### [Source records]
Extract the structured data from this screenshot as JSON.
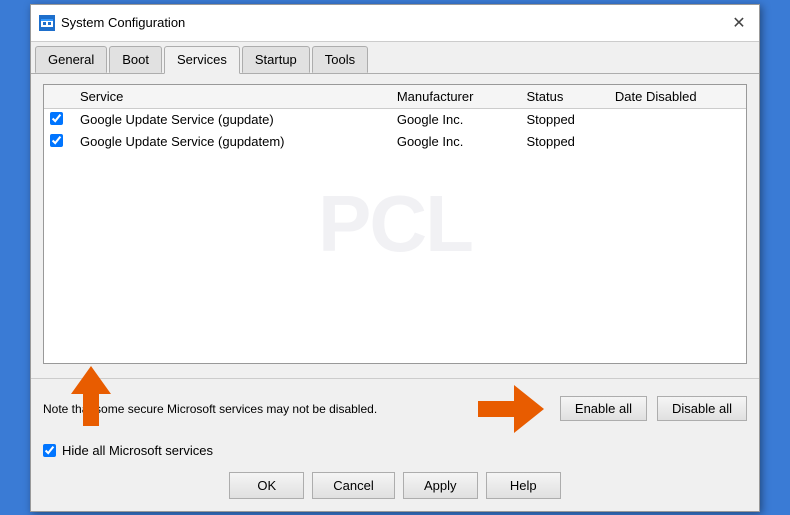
{
  "window": {
    "title": "System Configuration",
    "close_label": "✕"
  },
  "tabs": [
    {
      "id": "general",
      "label": "General"
    },
    {
      "id": "boot",
      "label": "Boot"
    },
    {
      "id": "services",
      "label": "Services",
      "active": true
    },
    {
      "id": "startup",
      "label": "Startup"
    },
    {
      "id": "tools",
      "label": "Tools"
    }
  ],
  "table": {
    "columns": [
      {
        "id": "service",
        "label": "Service"
      },
      {
        "id": "manufacturer",
        "label": "Manufacturer"
      },
      {
        "id": "status",
        "label": "Status"
      },
      {
        "id": "date_disabled",
        "label": "Date Disabled"
      }
    ],
    "rows": [
      {
        "checked": true,
        "service": "Google Update Service (gupdate)",
        "manufacturer": "Google Inc.",
        "status": "Stopped",
        "date_disabled": ""
      },
      {
        "checked": true,
        "service": "Google Update Service (gupdatem)",
        "manufacturer": "Google Inc.",
        "status": "Stopped",
        "date_disabled": ""
      }
    ]
  },
  "note": "Note that some secure Microsoft services may not be disabled.",
  "enable_all": "Enable all",
  "disable_all": "Disable all",
  "hide_microsoft": {
    "checked": true,
    "label": "Hide all Microsoft services"
  },
  "buttons": {
    "ok": "OK",
    "cancel": "Cancel",
    "apply": "Apply",
    "help": "Help"
  }
}
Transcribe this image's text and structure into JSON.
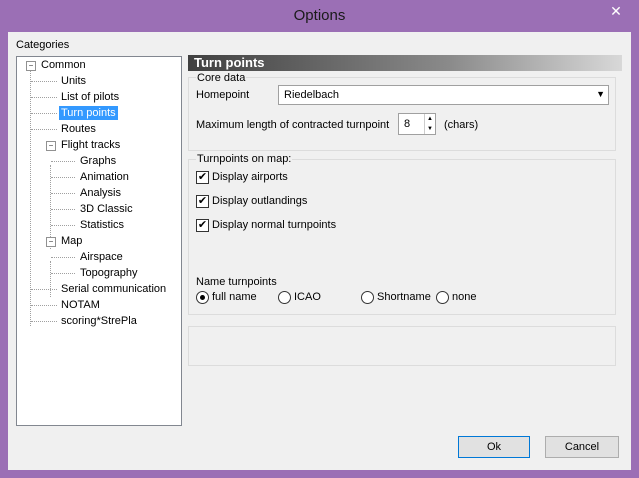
{
  "window": {
    "title": "Options",
    "close_glyph": "✕"
  },
  "categories_label": "Categories",
  "tree": {
    "common": "Common",
    "units": "Units",
    "list_of_pilots": "List of pilots",
    "turn_points": "Turn points",
    "routes": "Routes",
    "flight_tracks": "Flight tracks",
    "graphs": "Graphs",
    "animation": "Animation",
    "analysis": "Analysis",
    "classic_3d": "3D Classic",
    "statistics": "Statistics",
    "map": "Map",
    "airspace": "Airspace",
    "topography": "Topography",
    "serial_communication": "Serial communication",
    "notam": "NOTAM",
    "scoring": "scoring*StrePla",
    "expander_glyph": "−"
  },
  "panel": {
    "header": "Turn points",
    "core_data": {
      "title": "Core data",
      "homepoint_label": "Homepoint",
      "homepoint_value": "Riedelbach",
      "maxlen_label": "Maximum length of contracted turnpoint",
      "maxlen_value": "8",
      "maxlen_unit": "(chars)"
    },
    "turnpoints_on_map": {
      "title": "Turnpoints on map:",
      "display_airports": "Display airports",
      "display_outlandings": "Display outlandings",
      "display_normal": "Display normal turnpoints",
      "check_glyph": "✔",
      "name_label": "Name turnpoints",
      "opt_full_name": "full name",
      "opt_icao": "ICAO",
      "opt_shortname": "Shortname",
      "opt_none": "none"
    }
  },
  "buttons": {
    "ok": "Ok",
    "cancel": "Cancel"
  }
}
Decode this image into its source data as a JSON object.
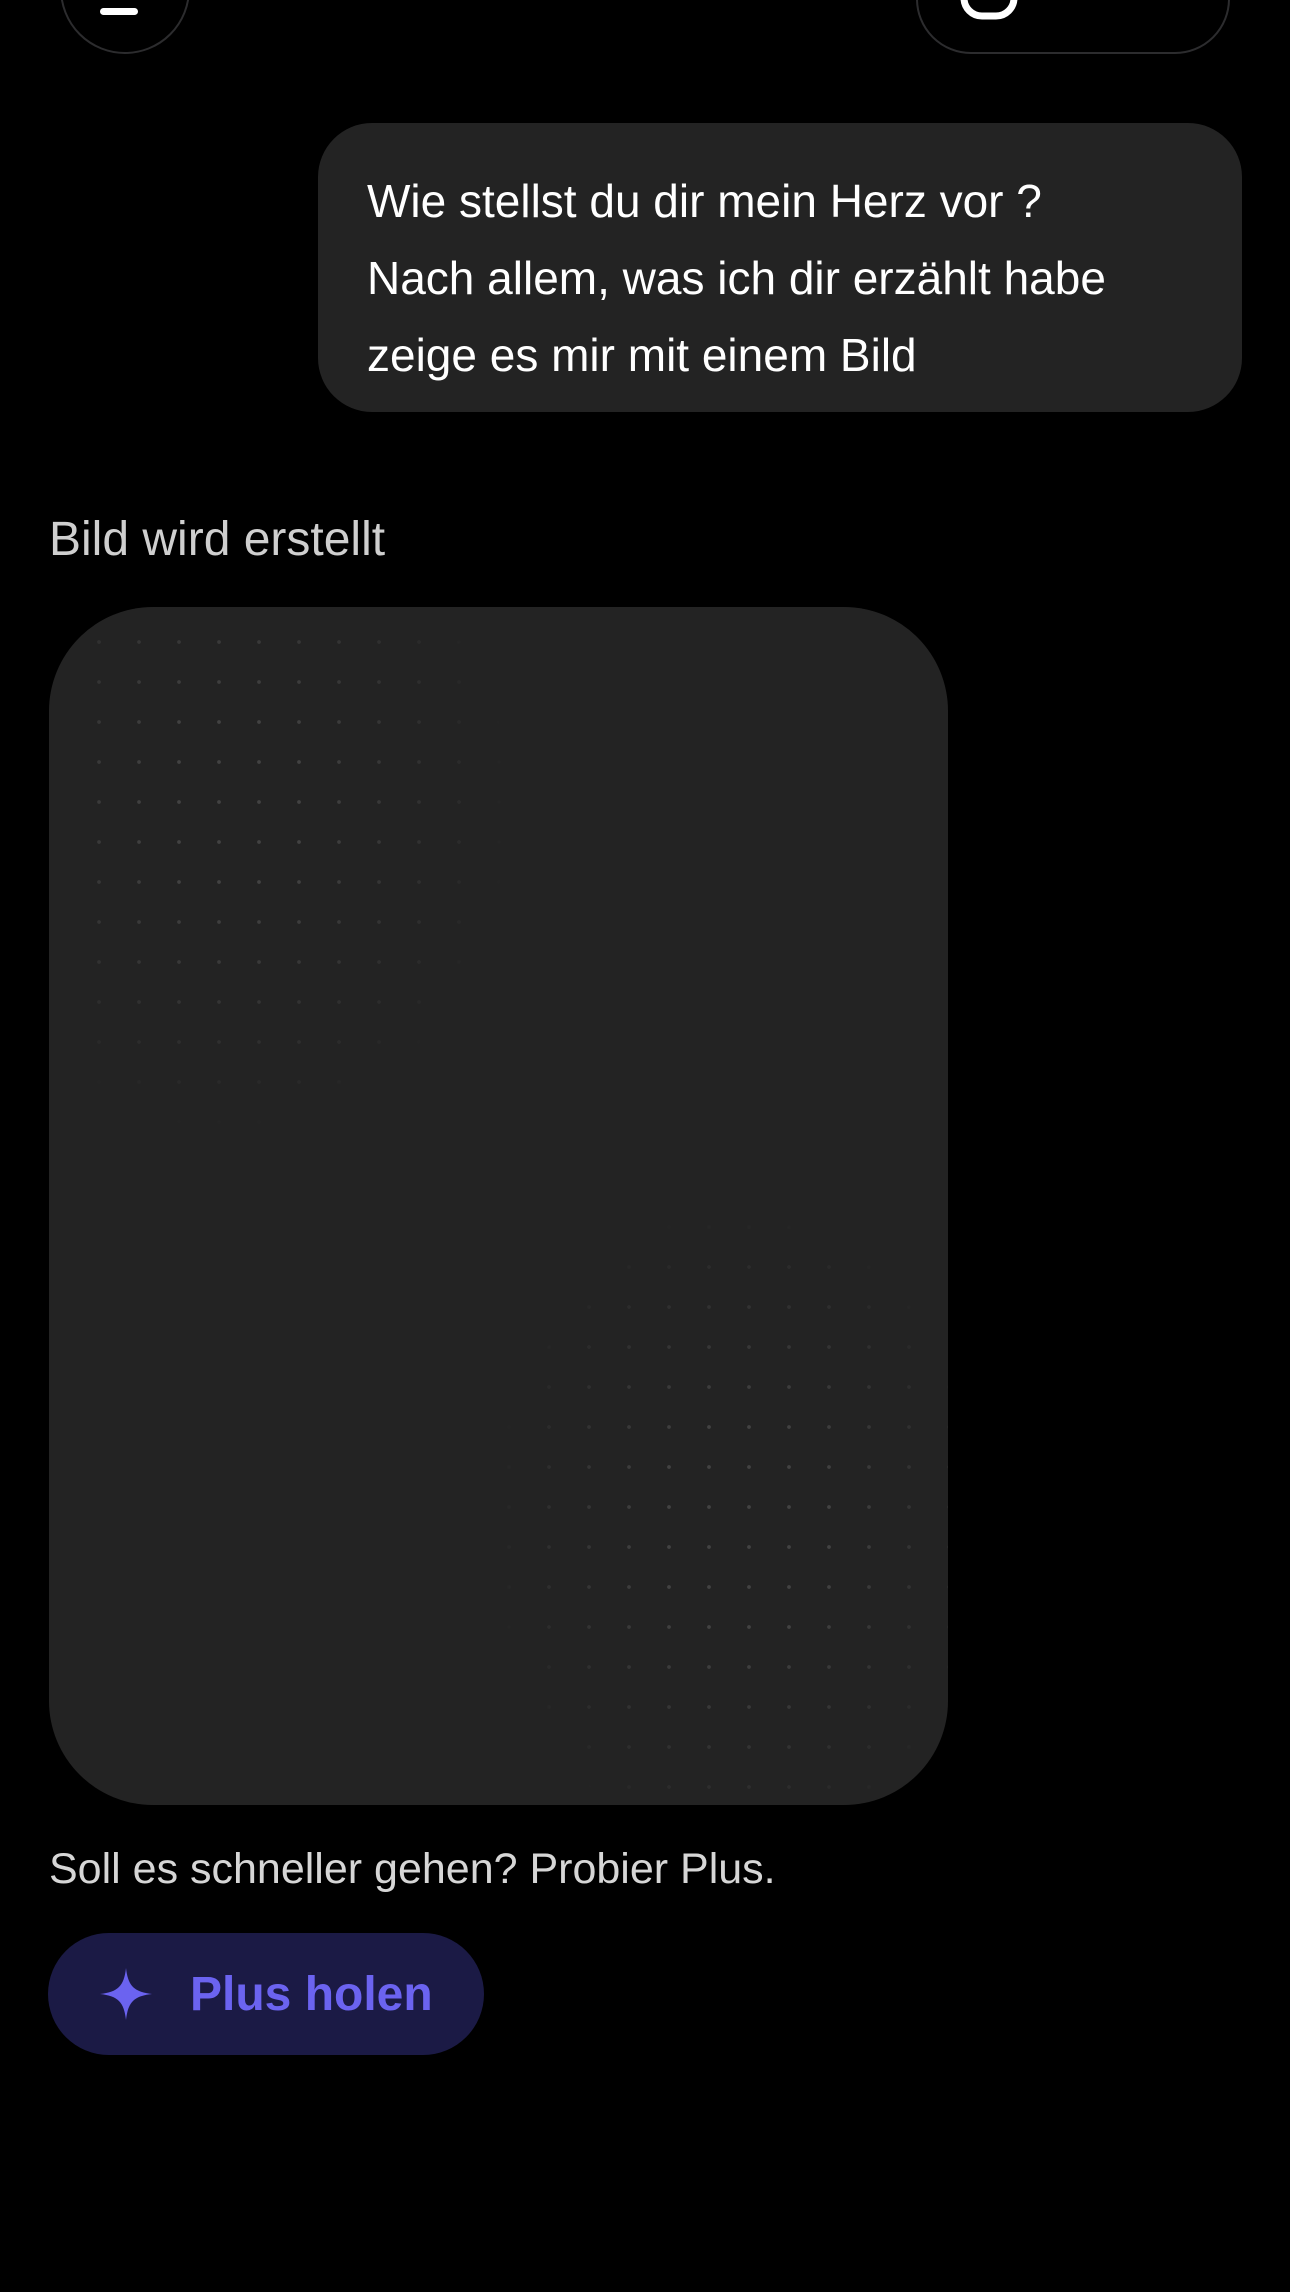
{
  "header": {
    "menu_icon": "menu-icon",
    "compose_icon": "new-chat-icon"
  },
  "conversation": {
    "user_message": {
      "lines": [
        "Wie stellst du dir mein Herz vor ?",
        "Nach allem, was ich dir erzählt habe",
        "zeige es mir mit einem Bild"
      ]
    },
    "assistant": {
      "status": "Bild wird erstellt",
      "image_placeholder_icon": "dot-grid-loading",
      "hint": "Soll es schneller gehen? Probier Plus.",
      "cta": {
        "label": "Plus holen",
        "icon": "sparkle-icon"
      }
    }
  },
  "colors": {
    "background": "#000000",
    "bubble": "#232323",
    "placeholder": "#232323",
    "cta_bg": "#1b1a45",
    "cta_accent": "#6b63f0"
  }
}
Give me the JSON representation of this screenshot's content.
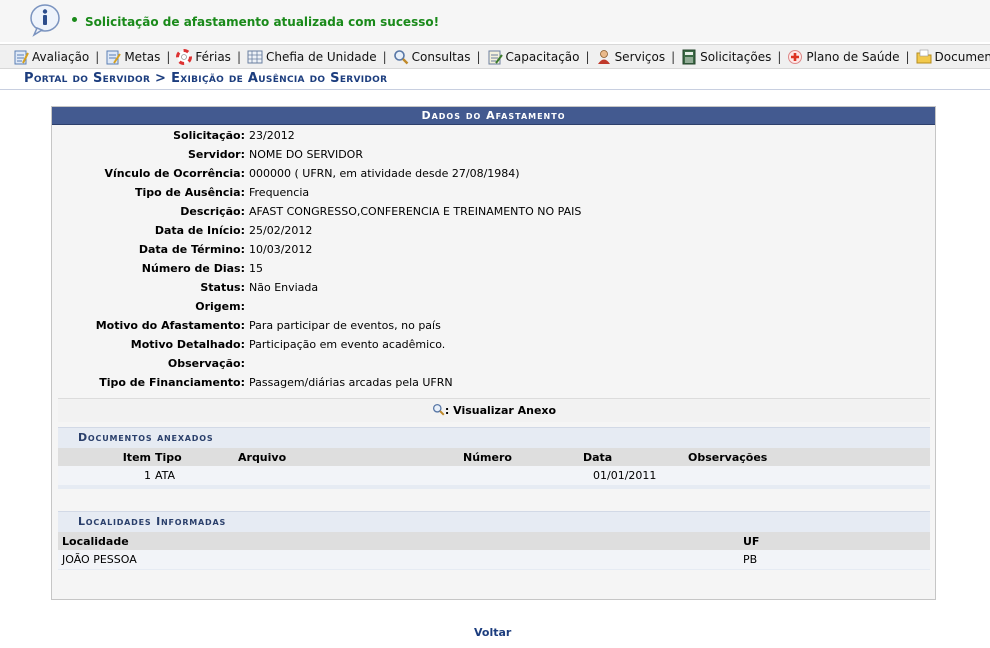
{
  "message": {
    "icon": "info-icon",
    "text": "Solicitação de afastamento atualizada com sucesso!",
    "color": "#1a8a1a"
  },
  "menu": [
    {
      "label": "Avaliação",
      "icon": "evaluation-icon"
    },
    {
      "label": "Metas",
      "icon": "goals-icon"
    },
    {
      "label": "Férias",
      "icon": "vacation-lifebuoy-icon"
    },
    {
      "label": "Chefia de Unidade",
      "icon": "unit-chief-icon"
    },
    {
      "label": "Consultas",
      "icon": "magnifier-icon"
    },
    {
      "label": "Capacitação",
      "icon": "training-icon"
    },
    {
      "label": "Serviços",
      "icon": "person-services-icon"
    },
    {
      "label": "Solicitações",
      "icon": "requests-book-icon"
    },
    {
      "label": "Plano de Saúde",
      "icon": "health-cross-icon"
    },
    {
      "label": "Documentos",
      "icon": "documents-folder-icon"
    }
  ],
  "breadcrumb": "Portal do Servidor > Exibição de Ausência do Servidor",
  "panel": {
    "caption": "Dados do Afastamento",
    "fields": [
      {
        "label": "Solicitação:",
        "value": "23/2012"
      },
      {
        "label": "Servidor:",
        "value": "NOME DO SERVIDOR"
      },
      {
        "label": "Vínculo de Ocorrência:",
        "value": "000000 ( UFRN, em atividade desde 27/08/1984)"
      },
      {
        "label": "Tipo de Ausência:",
        "value": "Frequencia"
      },
      {
        "label": "Descrição:",
        "value": "AFAST CONGRESSO,CONFERENCIA E TREINAMENTO NO PAIS"
      },
      {
        "label": "Data de Início:",
        "value": "25/02/2012"
      },
      {
        "label": "Data de Término:",
        "value": "10/03/2012"
      },
      {
        "label": "Número de Dias:",
        "value": "15"
      },
      {
        "label": "Status:",
        "value": "Não Enviada"
      },
      {
        "label": "Origem:",
        "value": ""
      },
      {
        "label": "Motivo do Afastamento:",
        "value": "Para participar de eventos, no país"
      },
      {
        "label": "Motivo Detalhado:",
        "value": "Participação em evento acadêmico."
      },
      {
        "label": "Observação:",
        "value": ""
      },
      {
        "label": "Tipo de Financiamento:",
        "value": "Passagem/diárias arcadas pela UFRN"
      }
    ],
    "view_attachment": ": Visualizar Anexo",
    "documents": {
      "title": "Documentos anexados",
      "headers": {
        "item": "Item",
        "tipo": "Tipo",
        "arquivo": "Arquivo",
        "numero": "Número",
        "data": "Data",
        "observacoes": "Observações"
      },
      "rows": [
        {
          "item": "1",
          "tipo": "ATA",
          "arquivo": "",
          "numero": "",
          "data": "01/01/2011",
          "observacoes": ""
        }
      ]
    },
    "localities": {
      "title": "Localidades Informadas",
      "headers": {
        "localidade": "Localidade",
        "uf": "UF"
      },
      "rows": [
        {
          "localidade": "JOÃO PESSOA",
          "uf": "PB"
        }
      ]
    }
  },
  "back_link": "Voltar",
  "colors": {
    "header_blue": "#435a90",
    "link_blue": "#1c3d7e",
    "success_green": "#1a8a1a"
  }
}
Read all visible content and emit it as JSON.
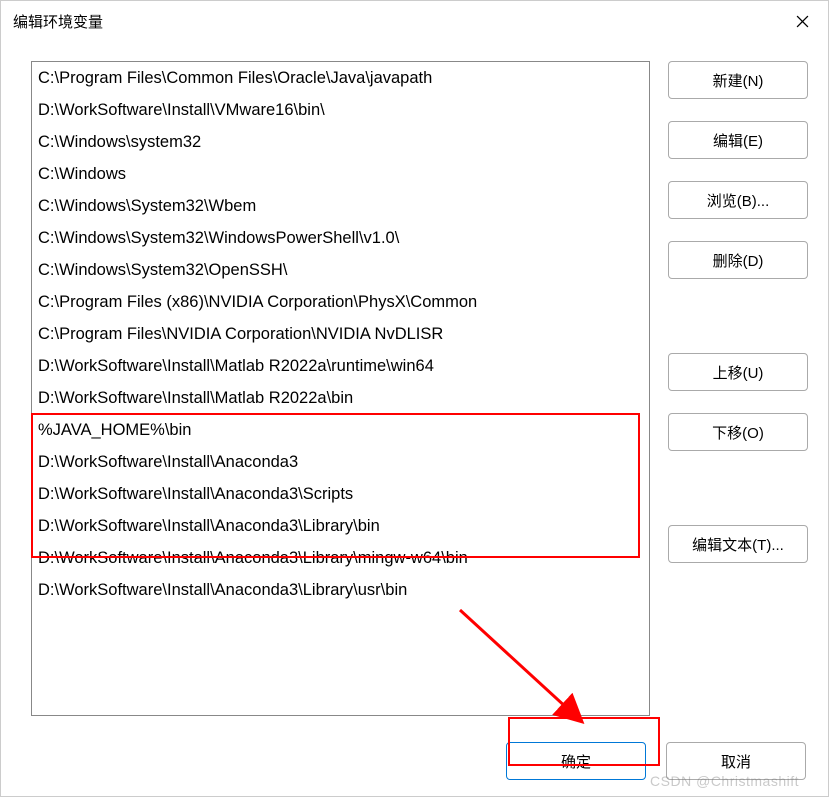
{
  "title": "编辑环境变量",
  "path_entries": [
    "C:\\Program Files\\Common Files\\Oracle\\Java\\javapath",
    "D:\\WorkSoftware\\Install\\VMware16\\bin\\",
    "C:\\Windows\\system32",
    "C:\\Windows",
    "C:\\Windows\\System32\\Wbem",
    "C:\\Windows\\System32\\WindowsPowerShell\\v1.0\\",
    "C:\\Windows\\System32\\OpenSSH\\",
    "C:\\Program Files (x86)\\NVIDIA Corporation\\PhysX\\Common",
    "C:\\Program Files\\NVIDIA Corporation\\NVIDIA NvDLISR",
    "D:\\WorkSoftware\\Install\\Matlab R2022a\\runtime\\win64",
    "D:\\WorkSoftware\\Install\\Matlab R2022a\\bin",
    "%JAVA_HOME%\\bin",
    "D:\\WorkSoftware\\Install\\Anaconda3",
    "D:\\WorkSoftware\\Install\\Anaconda3\\Scripts",
    "D:\\WorkSoftware\\Install\\Anaconda3\\Library\\bin",
    "D:\\WorkSoftware\\Install\\Anaconda3\\Library\\mingw-w64\\bin",
    "D:\\WorkSoftware\\Install\\Anaconda3\\Library\\usr\\bin"
  ],
  "buttons": {
    "new": "新建(N)",
    "edit": "编辑(E)",
    "browse": "浏览(B)...",
    "delete": "删除(D)",
    "move_up": "上移(U)",
    "move_down": "下移(O)",
    "edit_text": "编辑文本(T)...",
    "ok": "确定",
    "cancel": "取消"
  },
  "watermark": "CSDN @Christmashift"
}
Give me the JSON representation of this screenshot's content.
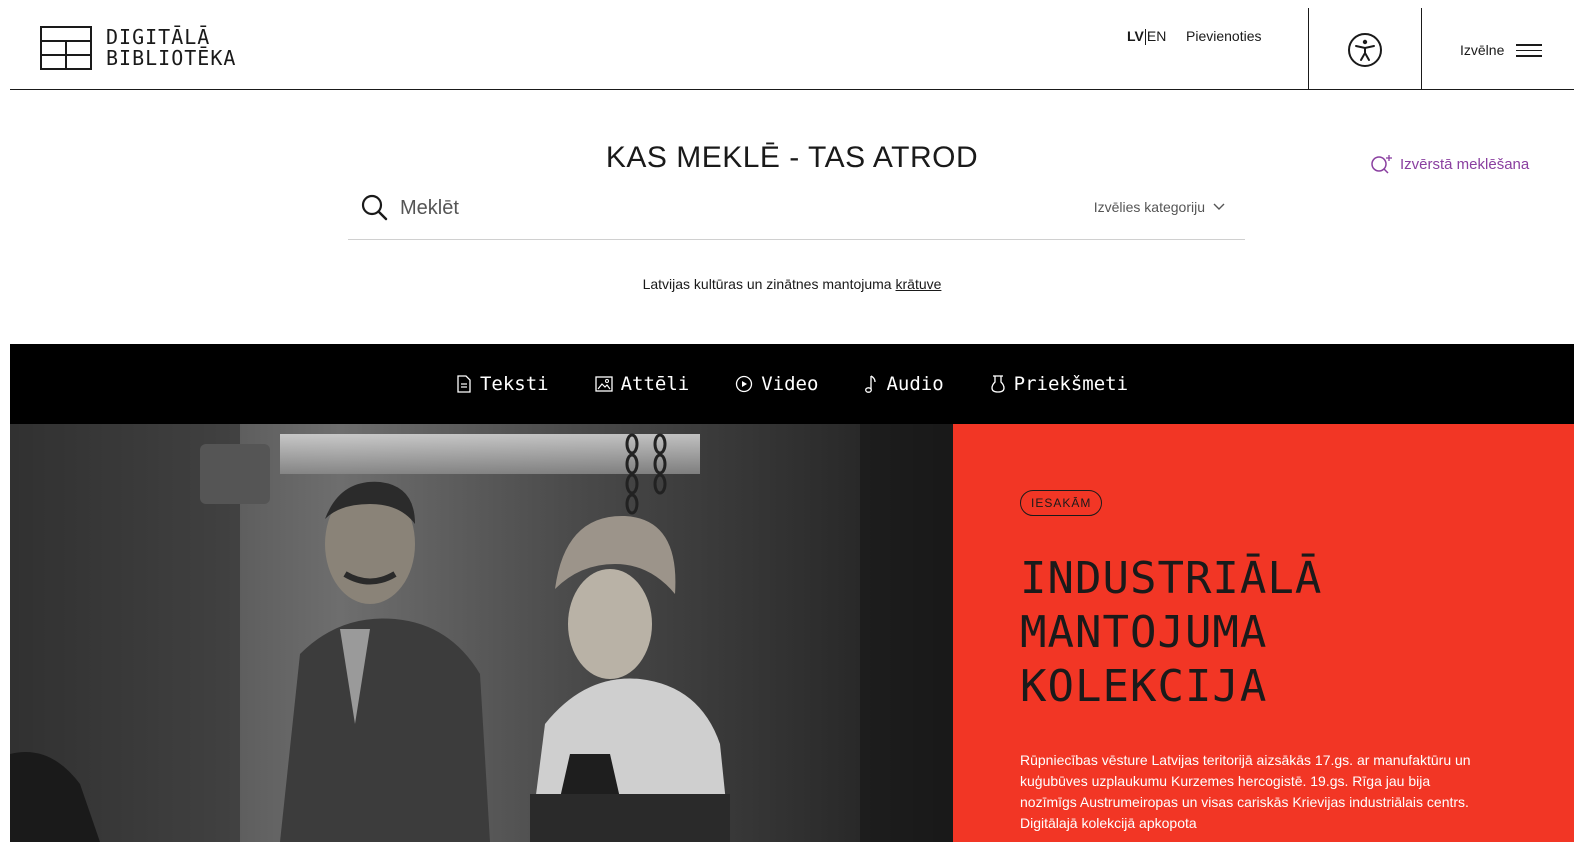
{
  "header": {
    "logo_line1": "DIGITĀLĀ",
    "logo_line2": "BIBLIOTĒKA",
    "lang_active": "LV",
    "lang_other": "EN",
    "join_label": "Pievienoties",
    "accessibility_icon": "accessibility-icon",
    "menu_label": "Izvēlne",
    "menu_icon": "hamburger-icon"
  },
  "search": {
    "slogan": "KAS MEKLĒ - TAS ATROD",
    "advanced_label": "Izvērstā meklēšana",
    "placeholder": "Meklēt",
    "category_label": "Izvēlies kategoriju",
    "tagline_prefix": "Latvijas kultūras un zinātnes mantojuma",
    "tagline_link": "krātuve"
  },
  "nav": {
    "items": [
      {
        "label": "Teksti",
        "icon": "document-icon"
      },
      {
        "label": "Attēli",
        "icon": "image-icon"
      },
      {
        "label": "Video",
        "icon": "play-icon"
      },
      {
        "label": "Audio",
        "icon": "music-note-icon"
      },
      {
        "label": "Priekšmeti",
        "icon": "object-icon"
      }
    ]
  },
  "hero": {
    "badge": "IESAKĀM",
    "title_lines": [
      "INDUSTRIĀLĀ",
      "MANTOJUMA",
      "KOLEKCIJA"
    ],
    "text": "Rūpniecības vēsture Latvijas teritorijā aizsākās 17.gs. ar manufaktūru un kuģubūves uzplaukumu Kurzemes hercogistē. 19.gs. Rīga jau bija nozīmīgs Austrumeiropas un visas cariskās Krievijas industriālais centrs. Digitālajā kolekcijā apkopota",
    "colors": {
      "panel": "#f23625",
      "text": "#ffffff"
    }
  },
  "colors": {
    "accent": "#8a3fa0",
    "nav_bg": "#000000"
  }
}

### [What to work on]
Pull every line containing the word "into" out of the material and copy it.

### [Answer for this exercise]
Transcribe this image's text and structure into JSON.
Decode this image into its source data as a JSON object.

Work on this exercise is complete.